__CHALLENGE__: Lay out as a numbered list, with blank lines left out, the lines of the records starting at the line containing "panel-b-inset-marker xyxy=(1894,310,1902,318)" and ending at the line containing "panel-a-inset-marker xyxy=(699,258,708,266)".

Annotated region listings
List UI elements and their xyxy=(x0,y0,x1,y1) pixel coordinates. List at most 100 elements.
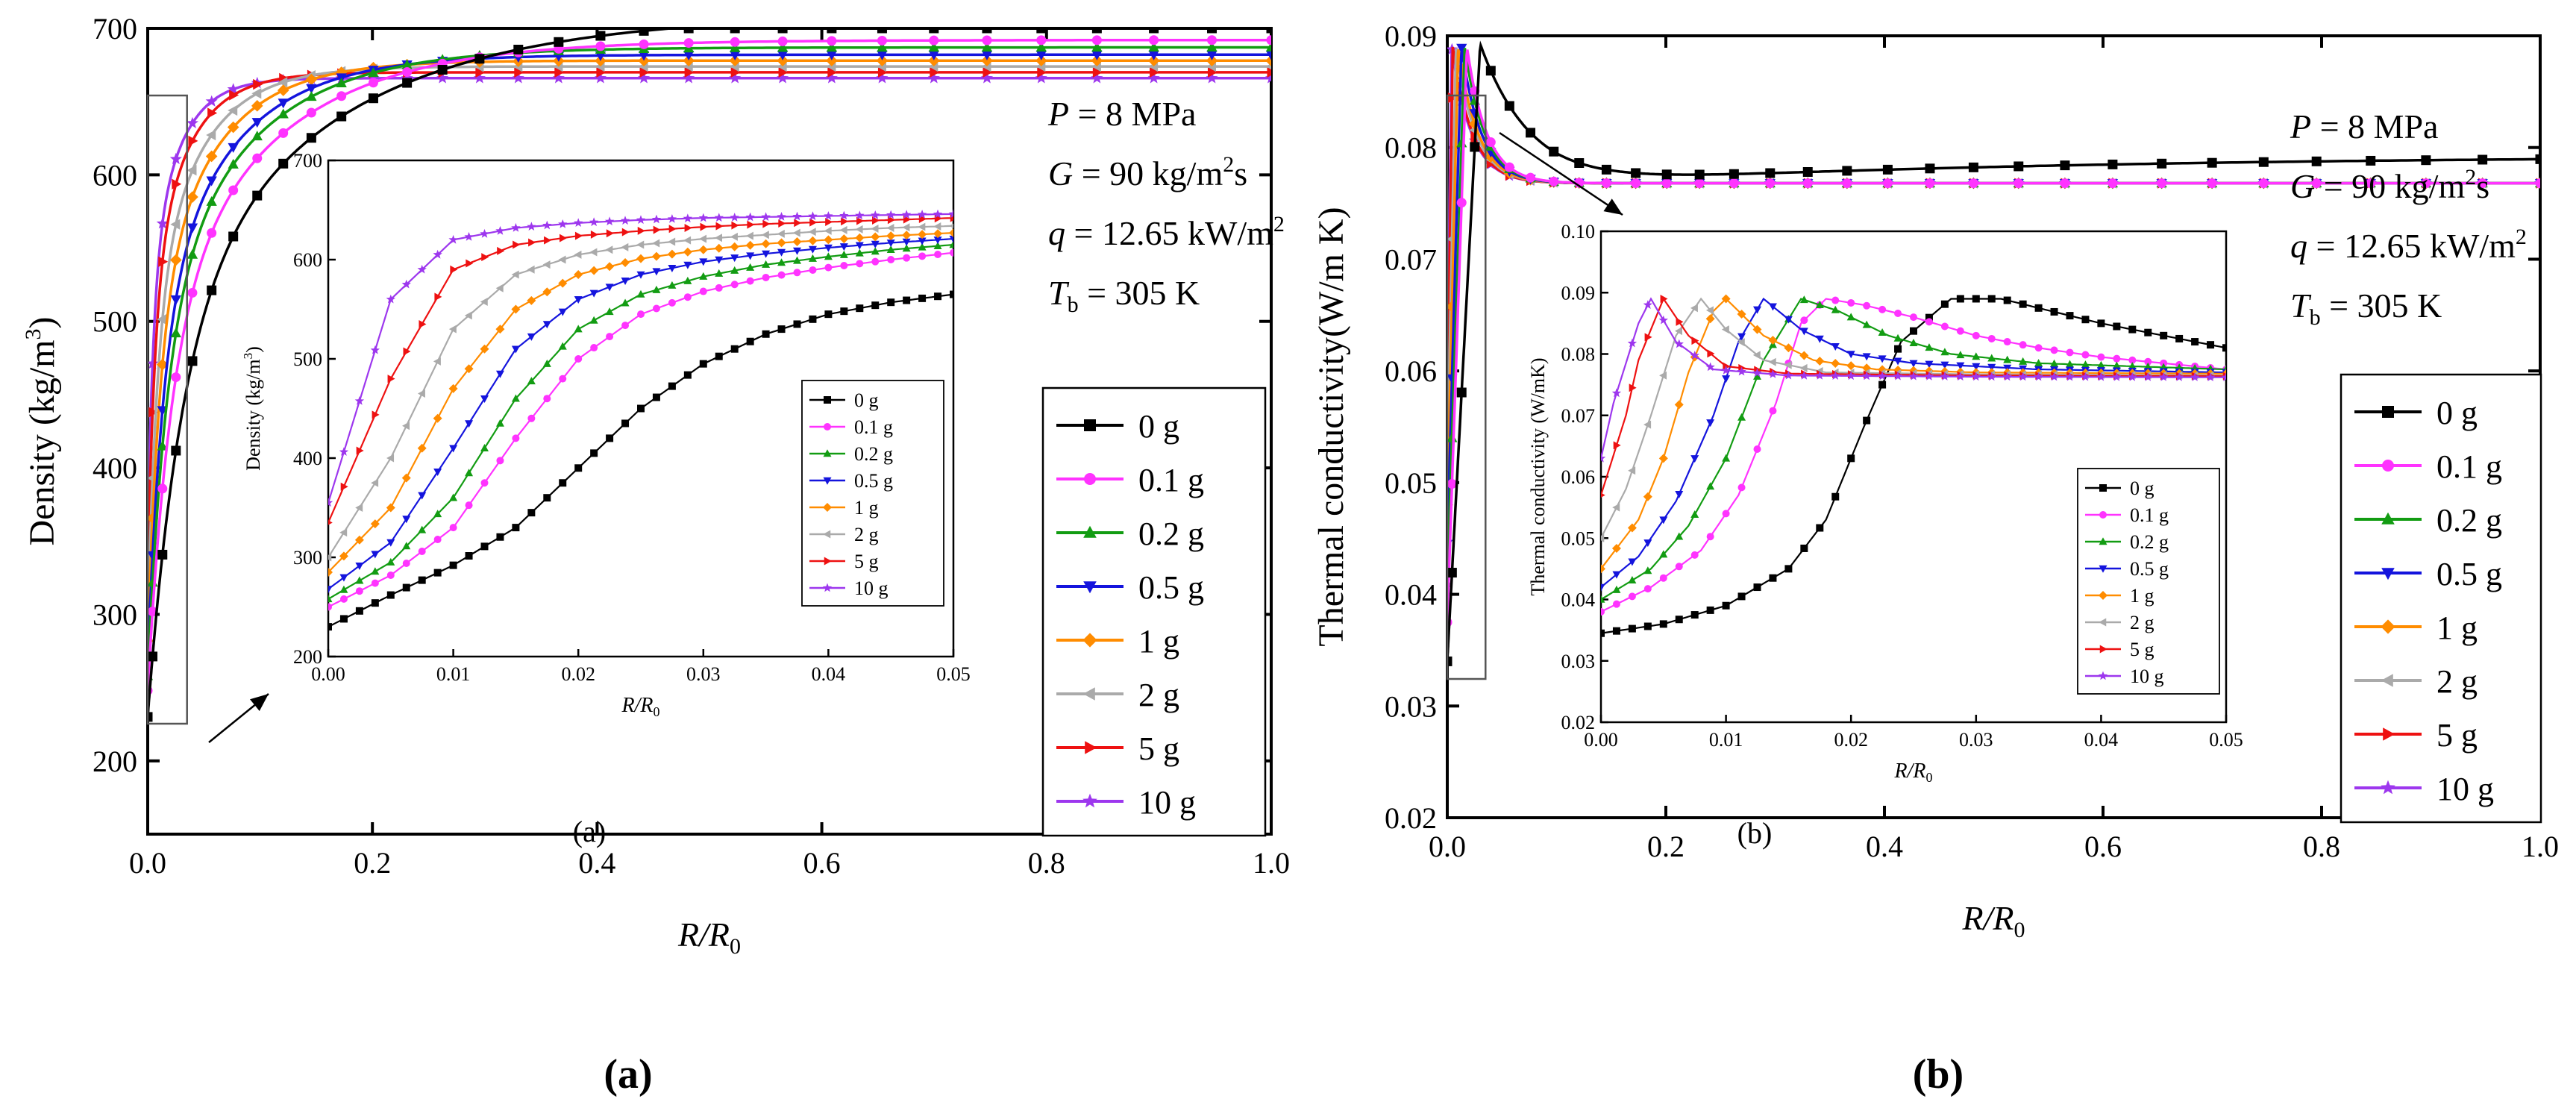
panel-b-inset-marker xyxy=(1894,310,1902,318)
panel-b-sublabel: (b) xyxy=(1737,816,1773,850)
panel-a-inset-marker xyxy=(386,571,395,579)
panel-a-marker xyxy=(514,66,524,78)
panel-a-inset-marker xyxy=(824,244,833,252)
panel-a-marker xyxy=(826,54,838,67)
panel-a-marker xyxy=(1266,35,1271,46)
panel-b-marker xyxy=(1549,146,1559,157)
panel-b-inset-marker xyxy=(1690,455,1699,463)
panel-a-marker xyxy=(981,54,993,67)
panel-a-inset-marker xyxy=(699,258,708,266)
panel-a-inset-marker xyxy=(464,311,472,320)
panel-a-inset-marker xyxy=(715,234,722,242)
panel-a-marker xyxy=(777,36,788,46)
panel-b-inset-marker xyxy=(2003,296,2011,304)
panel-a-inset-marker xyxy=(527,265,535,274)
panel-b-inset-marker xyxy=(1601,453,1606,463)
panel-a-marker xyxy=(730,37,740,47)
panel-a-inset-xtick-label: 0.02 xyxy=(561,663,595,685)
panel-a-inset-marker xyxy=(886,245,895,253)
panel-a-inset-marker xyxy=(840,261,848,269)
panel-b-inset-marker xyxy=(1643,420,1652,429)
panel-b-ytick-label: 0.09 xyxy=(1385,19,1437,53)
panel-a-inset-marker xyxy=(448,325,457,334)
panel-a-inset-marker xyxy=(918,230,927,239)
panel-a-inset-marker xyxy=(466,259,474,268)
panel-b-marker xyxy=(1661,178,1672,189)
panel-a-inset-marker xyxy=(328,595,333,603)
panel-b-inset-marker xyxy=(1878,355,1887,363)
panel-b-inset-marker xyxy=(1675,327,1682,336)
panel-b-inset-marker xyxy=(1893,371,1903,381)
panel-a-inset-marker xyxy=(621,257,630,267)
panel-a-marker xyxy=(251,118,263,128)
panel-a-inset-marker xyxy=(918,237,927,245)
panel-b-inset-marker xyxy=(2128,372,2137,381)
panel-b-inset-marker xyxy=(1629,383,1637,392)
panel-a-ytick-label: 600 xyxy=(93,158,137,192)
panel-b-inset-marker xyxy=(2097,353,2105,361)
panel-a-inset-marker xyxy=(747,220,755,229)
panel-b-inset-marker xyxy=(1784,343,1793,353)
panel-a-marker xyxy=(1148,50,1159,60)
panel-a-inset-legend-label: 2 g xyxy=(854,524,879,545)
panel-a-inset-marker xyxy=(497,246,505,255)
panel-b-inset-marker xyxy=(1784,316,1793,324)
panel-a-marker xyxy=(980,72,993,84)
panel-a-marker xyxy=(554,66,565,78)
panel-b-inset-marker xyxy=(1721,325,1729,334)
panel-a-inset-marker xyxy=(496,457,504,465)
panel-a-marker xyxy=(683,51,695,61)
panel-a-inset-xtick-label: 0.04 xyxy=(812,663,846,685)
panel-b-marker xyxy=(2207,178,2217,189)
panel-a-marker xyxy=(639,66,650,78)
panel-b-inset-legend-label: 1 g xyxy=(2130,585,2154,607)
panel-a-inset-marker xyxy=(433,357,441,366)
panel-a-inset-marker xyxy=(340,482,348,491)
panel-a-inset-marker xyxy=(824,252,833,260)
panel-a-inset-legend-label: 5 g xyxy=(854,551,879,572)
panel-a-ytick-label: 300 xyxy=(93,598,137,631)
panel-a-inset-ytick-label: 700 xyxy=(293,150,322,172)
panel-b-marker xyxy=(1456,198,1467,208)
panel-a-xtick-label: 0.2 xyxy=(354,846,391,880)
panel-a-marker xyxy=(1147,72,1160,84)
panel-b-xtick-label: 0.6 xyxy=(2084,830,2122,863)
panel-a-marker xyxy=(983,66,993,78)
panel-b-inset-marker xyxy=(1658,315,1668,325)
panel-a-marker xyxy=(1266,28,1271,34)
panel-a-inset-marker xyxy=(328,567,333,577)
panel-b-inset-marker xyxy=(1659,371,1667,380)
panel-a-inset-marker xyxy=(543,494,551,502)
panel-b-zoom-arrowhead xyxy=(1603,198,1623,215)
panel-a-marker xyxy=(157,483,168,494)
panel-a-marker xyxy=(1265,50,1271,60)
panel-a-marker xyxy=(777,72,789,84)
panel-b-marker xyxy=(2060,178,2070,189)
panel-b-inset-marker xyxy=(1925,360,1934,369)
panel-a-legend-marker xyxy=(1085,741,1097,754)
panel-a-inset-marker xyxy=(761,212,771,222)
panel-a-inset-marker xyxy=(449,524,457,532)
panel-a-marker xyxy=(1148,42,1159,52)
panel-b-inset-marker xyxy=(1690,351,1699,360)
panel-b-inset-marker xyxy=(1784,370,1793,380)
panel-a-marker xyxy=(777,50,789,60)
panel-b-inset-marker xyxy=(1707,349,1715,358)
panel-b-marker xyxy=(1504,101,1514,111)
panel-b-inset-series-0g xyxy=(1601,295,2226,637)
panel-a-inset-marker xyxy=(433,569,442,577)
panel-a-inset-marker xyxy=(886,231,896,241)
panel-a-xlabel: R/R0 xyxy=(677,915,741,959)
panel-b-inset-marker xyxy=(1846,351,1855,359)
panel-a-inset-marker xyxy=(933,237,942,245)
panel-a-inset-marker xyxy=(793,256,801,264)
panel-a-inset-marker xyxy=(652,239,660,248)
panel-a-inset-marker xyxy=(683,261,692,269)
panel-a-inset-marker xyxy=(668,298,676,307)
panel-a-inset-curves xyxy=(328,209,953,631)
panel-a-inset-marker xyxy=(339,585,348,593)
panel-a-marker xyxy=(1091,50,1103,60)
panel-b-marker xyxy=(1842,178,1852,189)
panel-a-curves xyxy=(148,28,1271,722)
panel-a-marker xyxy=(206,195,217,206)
* * *
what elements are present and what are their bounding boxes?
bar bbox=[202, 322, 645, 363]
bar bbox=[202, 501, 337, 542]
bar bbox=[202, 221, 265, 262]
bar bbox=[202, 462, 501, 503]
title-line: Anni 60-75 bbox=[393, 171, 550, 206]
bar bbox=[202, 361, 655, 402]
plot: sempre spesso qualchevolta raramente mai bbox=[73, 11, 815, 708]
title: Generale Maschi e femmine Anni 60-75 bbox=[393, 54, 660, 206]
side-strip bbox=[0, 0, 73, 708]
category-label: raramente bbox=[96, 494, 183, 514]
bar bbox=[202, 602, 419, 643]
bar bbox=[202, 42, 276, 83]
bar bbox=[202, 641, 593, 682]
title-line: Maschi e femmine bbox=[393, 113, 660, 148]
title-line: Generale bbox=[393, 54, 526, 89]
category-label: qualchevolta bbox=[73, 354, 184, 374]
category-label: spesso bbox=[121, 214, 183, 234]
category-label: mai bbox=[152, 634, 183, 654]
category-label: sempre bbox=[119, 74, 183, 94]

__WORKED SOLUTION__:
1. panel-b-inset-marker xyxy=(1894,310,1902,318)
2. panel-b-sublabel: (b) xyxy=(1737,816,1773,850)
3. panel-a-inset-marker xyxy=(386,571,395,579)
4. panel-a-marker xyxy=(514,66,524,78)
5. panel-a-inset-marker xyxy=(824,244,833,252)
6. panel-a-marker xyxy=(826,54,838,67)
7. panel-a-marker xyxy=(1266,35,1271,46)
8. panel-b-marker xyxy=(1549,146,1559,157)
9. panel-b-inset-marker xyxy=(1690,455,1699,463)
10. panel-a-marker xyxy=(981,54,993,67)
11. panel-a-inset-marker xyxy=(699,258,708,266)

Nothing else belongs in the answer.